>> Begin Supplied records
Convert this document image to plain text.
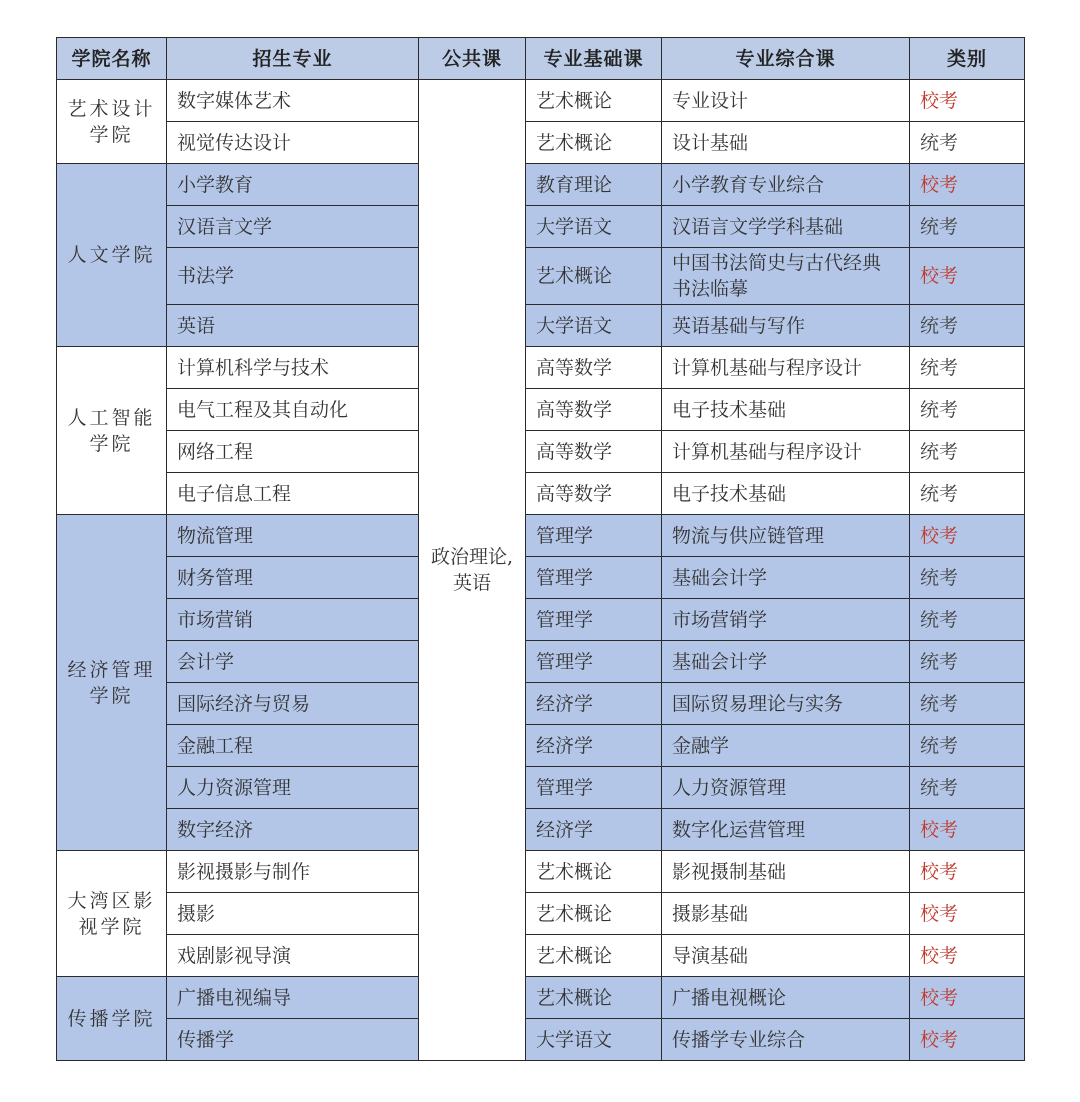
学院名称	招生专业	公共课	专业基础课	专业综合课	类别
艺术设计学院	数字媒体艺术	政治理论,英语	艺术概论	专业设计	校考
	视觉传达设计		艺术概论	设计基础	统考
人文学院	小学教育		教育理论	小学教育专业综合	校考
	汉语言文学		大学语文	汉语言文学学科基础	统考
	书法学		艺术概论	中国书法简史与古代经典书法临摹	校考
	英语		大学语文	英语基础与写作	统考
人工智能学院	计算机科学与技术		高等数学	计算机基础与程序设计	统考
	电气工程及其自动化		高等数学	电子技术基础	统考
	网络工程		高等数学	计算机基础与程序设计	统考
	电子信息工程		高等数学	电子技术基础	统考
经济管理学院	物流管理		管理学	物流与供应链管理	校考
	财务管理		管理学	基础会计学	统考
	市场营销		管理学	市场营销学	统考
	会计学		管理学	基础会计学	统考
	国际经济与贸易		经济学	国际贸易理论与实务	统考
	金融工程		经济学	金融学	统考
	人力资源管理		管理学	人力资源管理	统考
	数字经济		经济学	数字化运营管理	校考
大湾区影视学院	影视摄影与制作		艺术概论	影视摄制基础	校考
	摄影		艺术概论	摄影基础	校考
	戏剧影视导演		艺术概论	导演基础	校考
传播学院	广播电视编导		艺术概论	广播电视概论	校考
	传播学		大学语文	传播学专业综合	校考
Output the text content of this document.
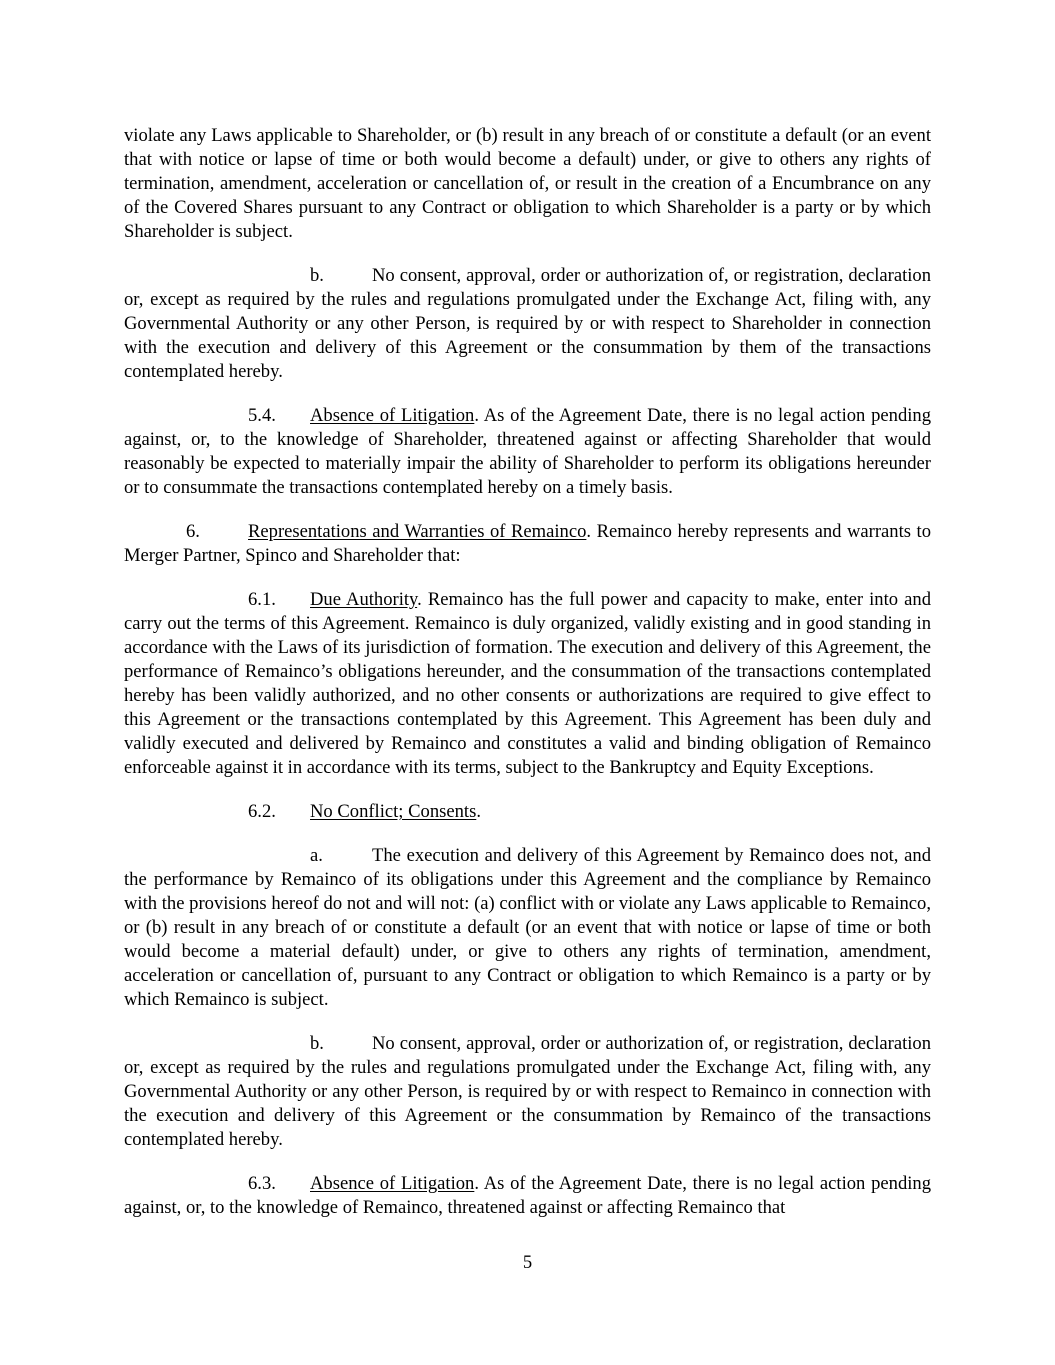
violate any Laws applicable to Shareholder, or (b) result in any breach of or constitute a default (or an event that with notice or lapse of time or both would become a default) under, or give to others any rights of termination, amendment, acceleration or cancellation of, or result in the creation of a Encumbrance on any of the Covered Shares pursuant to any Contract or obligation to which Shareholder is a party or by which Shareholder is subject.

b.	No consent, approval, order or authorization of, or registration, declaration or, except as required by the rules and regulations promulgated under the Exchange Act, filing with, any Governmental Authority or any other Person, is required by or with respect to Shareholder in connection with the execution and delivery of this Agreement or the consummation by them of the transactions contemplated hereby.

5.4. Absence of Litigation. As of the Agreement Date, there is no legal action pending against, or, to the knowledge of Shareholder, threatened against or affecting Shareholder that would reasonably be expected to materially impair the ability of Shareholder to perform its obligations hereunder or to consummate the transactions contemplated hereby on a timely basis.

6.	Representations and Warranties of Remainco. Remainco hereby represents and warrants to Merger Partner, Spinco and Shareholder that:

6.1. Due Authority. Remainco has the full power and capacity to make, enter into and carry out the terms of this Agreement. Remainco is duly organized, validly existing and in good standing in accordance with the Laws of its jurisdiction of formation. The execution and delivery of this Agreement, the performance of Remainco’s obligations hereunder, and the consummation of the transactions contemplated hereby has been validly authorized, and no other consents or authorizations are required to give effect to this Agreement or the transactions contemplated by this Agreement. This Agreement has been duly and validly executed and delivered by Remainco and constitutes a valid and binding obligation of Remainco enforceable against it in accordance with its terms, subject to the Bankruptcy and Equity Exceptions.

6.2. No Conflict; Consents.

a.	The execution and delivery of this Agreement by Remainco does not, and the performance by Remainco of its obligations under this Agreement and the compliance by Remainco with the provisions hereof do not and will not: (a) conflict with or violate any Laws applicable to Remainco, or (b) result in any breach of or constitute a default (or an event that with notice or lapse of time or both would become a material default) under, or give to others any rights of termination, amendment, acceleration or cancellation of, pursuant to any Contract or obligation to which Remainco is a party or by which Remainco is subject.

b.	No consent, approval, order or authorization of, or registration, declaration or, except as required by the rules and regulations promulgated under the Exchange Act, filing with, any Governmental Authority or any other Person, is required by or with respect to Remainco in connection with the execution and delivery of this Agreement or the consummation by Remainco of the transactions contemplated hereby.

6.3. Absence of Litigation. As of the Agreement Date, there is no legal action pending against, or, to the knowledge of Remainco, threatened against or affecting Remainco that

5
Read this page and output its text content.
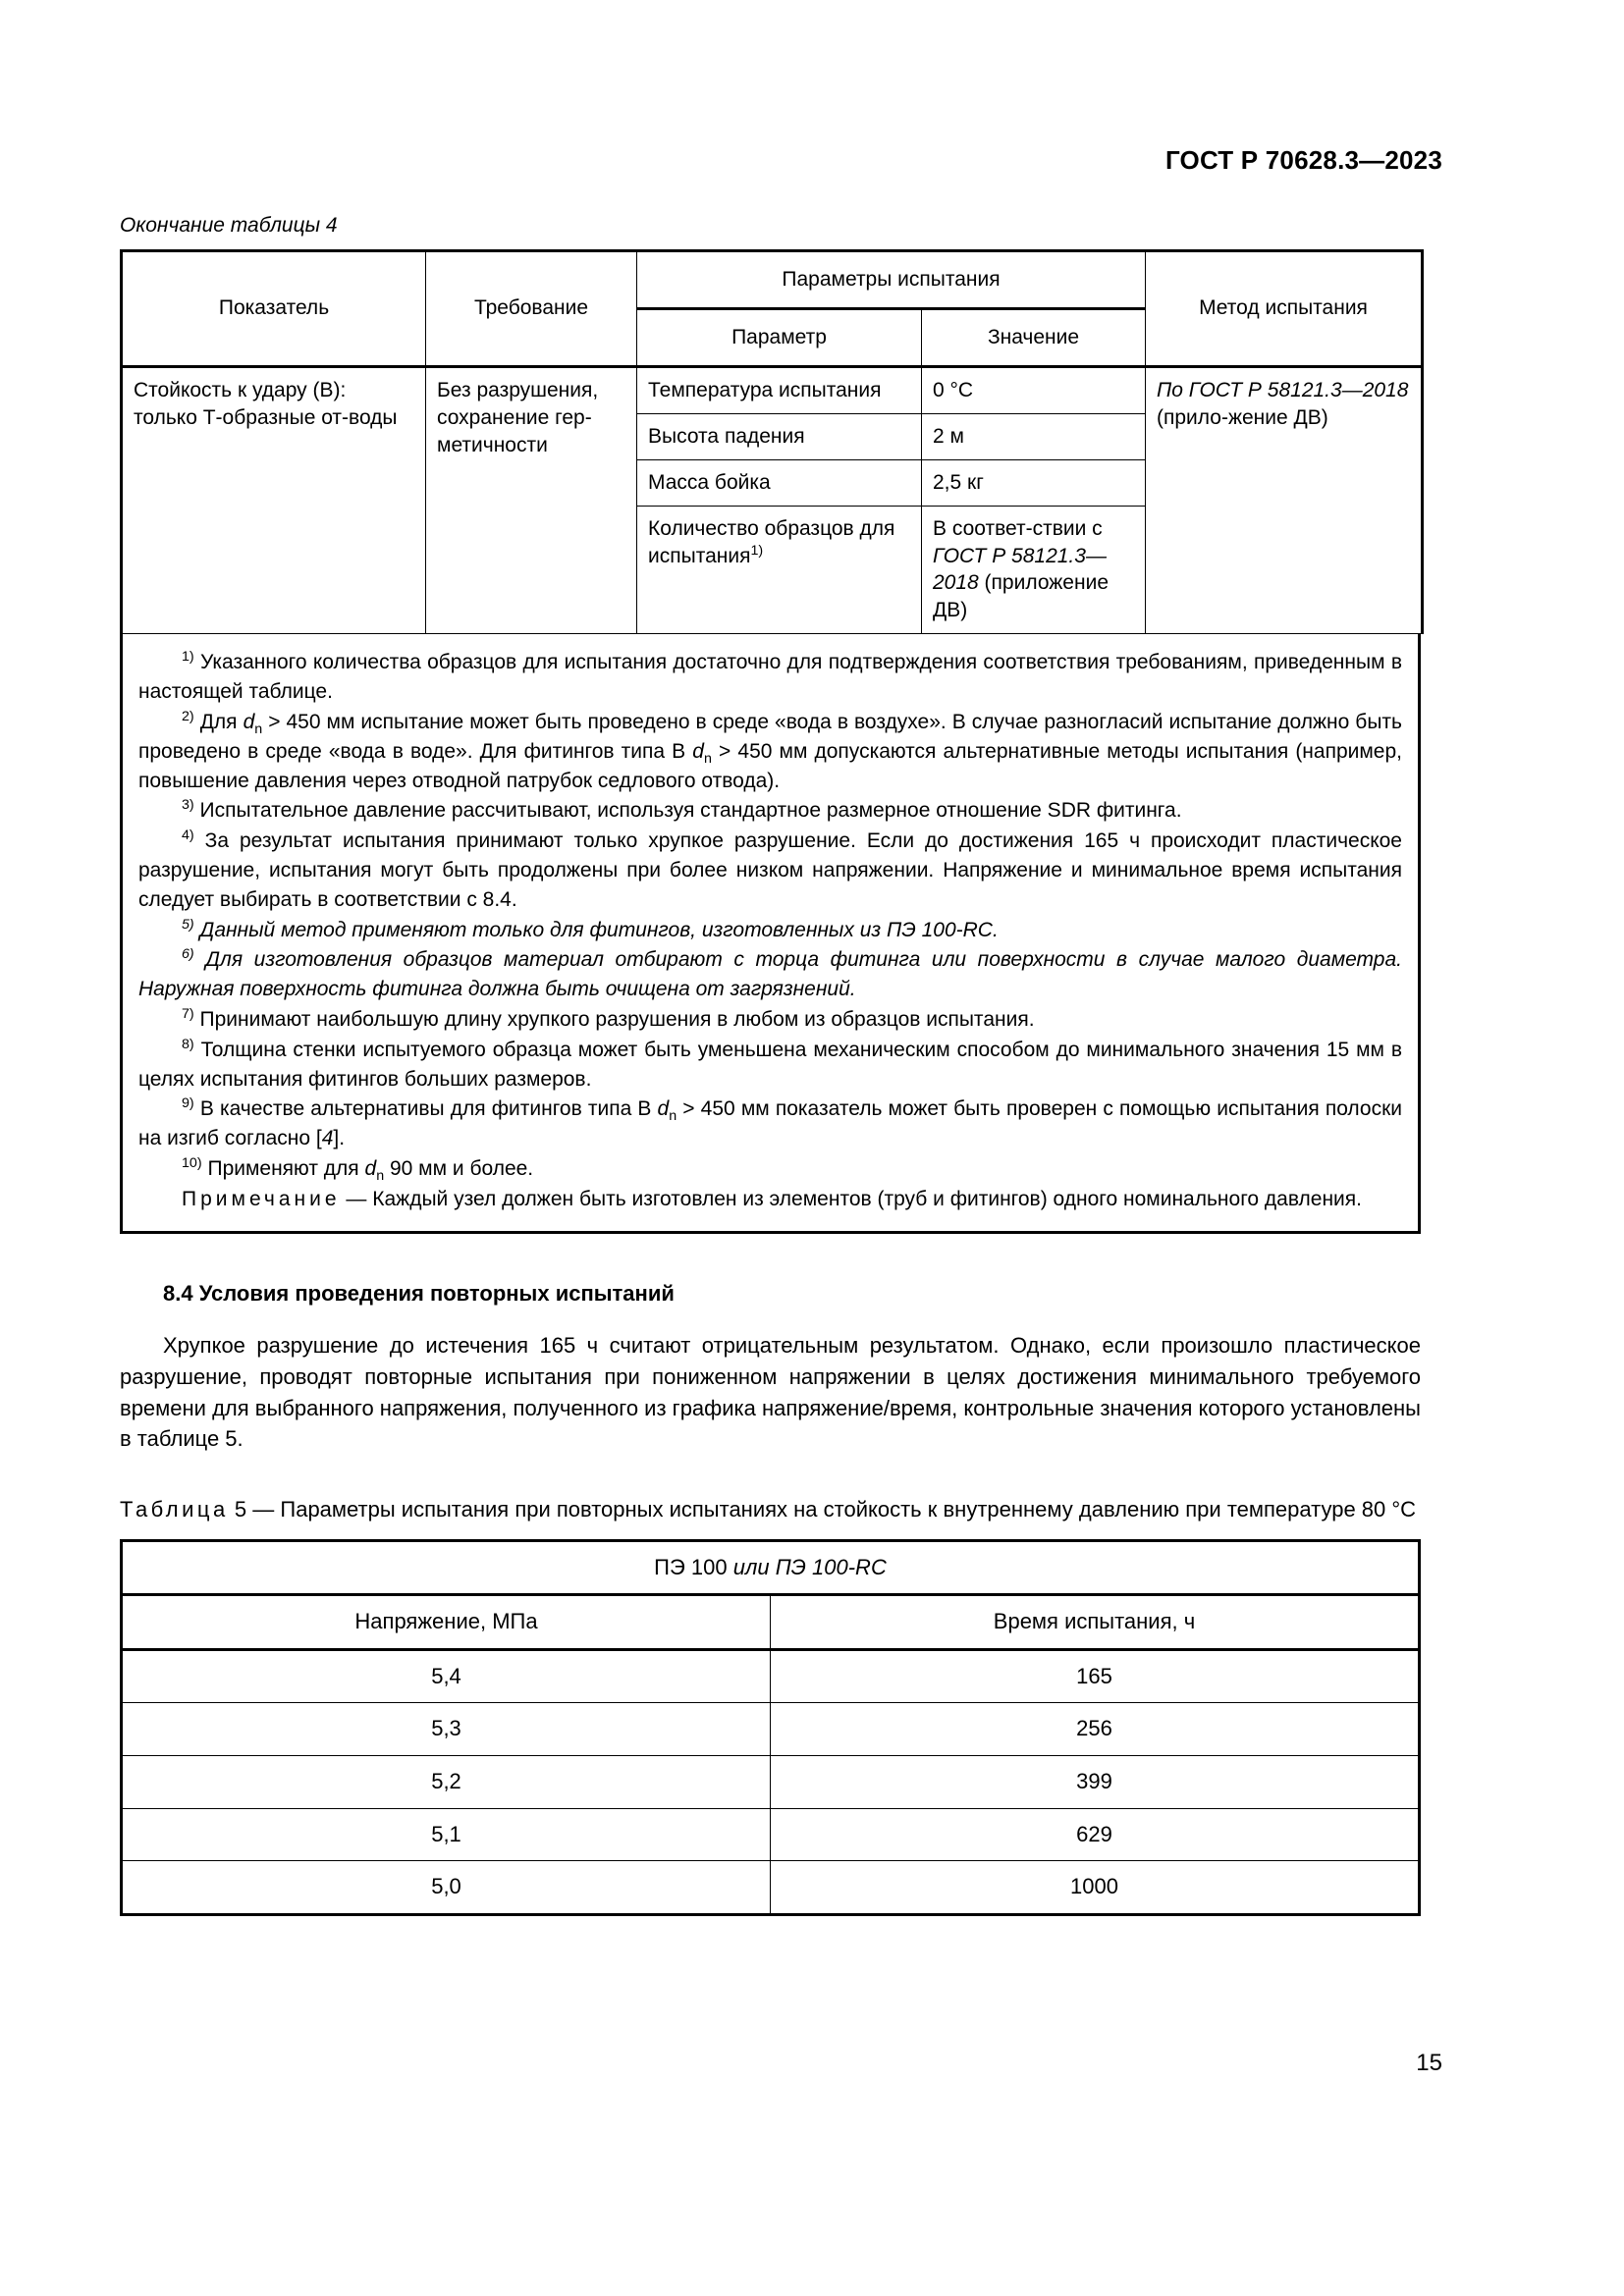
ГОСТ Р 70628.3—2023
Окончание таблицы 4
Показатель	Требование	Параметры испытания		Метод испытания
		Параметр	Значение	
Стойкость к удару (В): только Т-образные от-воды	Без разрушения, сохранение гер-метичности	Температура испытания	0 °C	По ГОСТ Р 58121.3—2018 (прило-жение ДВ)
		Высота падения	2 м	
		Масса бойка	2,5 кг	
		Количество образцов для испытания$^{1)}$	В соответ-ствии с ГОСТ Р 58121.3—2018 (приложение ДВ)	

$^{1)}$ Указанного количества образцов для испытания достаточно для подтверждения соответствия требованиям, приведенным в настоящей таблице.

$^{2)}$ Для $d_n > 450$ мм испытание может быть проведено в среде «вода в воздухе». В случае разногласий испытание должно быть проведено в среде «вода в воде». Для фитингов типа В $d_n > 450$ мм допускаются альтернативные методы испытания (например, повышение давления через отводной патрубок седлового отвода).

$^{3)}$ Испытательное давление рассчитывают, используя стандартное размерное отношение SDR фитинга.

$^{4)}$ За результат испытания принимают только хрупкое разрушение. Если до достижения 165 ч происходит пластическое разрушение, испытания могут быть продолжены при более низком напряжении. Напряжение и минимальное время испытания следует выбирать в соответствии с 8.4.

$^{5)}$ Данный метод применяют только для фитингов, изготовленных из ПЭ 100-RC.

$^{6)}$ Для изготовления образцов материал отбирают с торца фитинга или поверхности в случае малого диаметра. Наружная поверхность фитинга должна быть очищена от загрязнений.

$^{7)}$ Принимают наибольшую длину хрупкого разрушения в любом из образцов испытания.

$^{8)}$ Толщина стенки испытуемого образца может быть уменьшена механическим способом до минимального значения 15 мм в целях испытания фитингов больших размеров.

$^{9)}$ В качестве альтернативы для фитингов типа В $d_n > 450$ мм показатель может быть проверен с помощью испытания полоски на изгиб согласно [4].

$^{10)}$ Применяют для $d_n$ 90 мм и более.

Примечание — Каждый узел должен быть изготовлен из элементов (труб и фитингов) одного номинального давления.

8.4 Условия проведения повторных испытаний

Хрупкое разрушение до истечения 165 ч считают отрицательным результатом. Однако, если произошло пластическое разрушение, проводят повторные испытания при пониженном напряжении в целях достижения минимального требуемого времени для выбранного напряжения, полученного из графика напряжение/время, контрольные значения которого установлены в таблице 5.

Таблица 5 — Параметры испытания при повторных испытаниях на стойкость к внутреннему давлению при температуре 80 °C

ПЭ 100 или ПЭ 100-RC	
Напряжение, МПа	Время испытания, ч
5,4	165
5,3	256
5,2	399
5,1	629
5,0	1000
15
>> End Supplied records
* **Work instructions**: Copy each line above that contains the word "艺术概论".

* **Response to this task**:
艺术设计学院	数字媒体艺术	政治理论,英语	艺术概论	专业设计	校考
	视觉传达设计		艺术概论	设计基础	统考
	书法学		艺术概论	中国书法简史与古代经典书法临摹	校考
大湾区影视学院	影视摄影与制作		艺术概论	影视摄制基础	校考
	摄影		艺术概论	摄影基础	校考
	戏剧影视导演		艺术概论	导演基础	校考
传播学院	广播电视编导		艺术概论	广播电视概论	校考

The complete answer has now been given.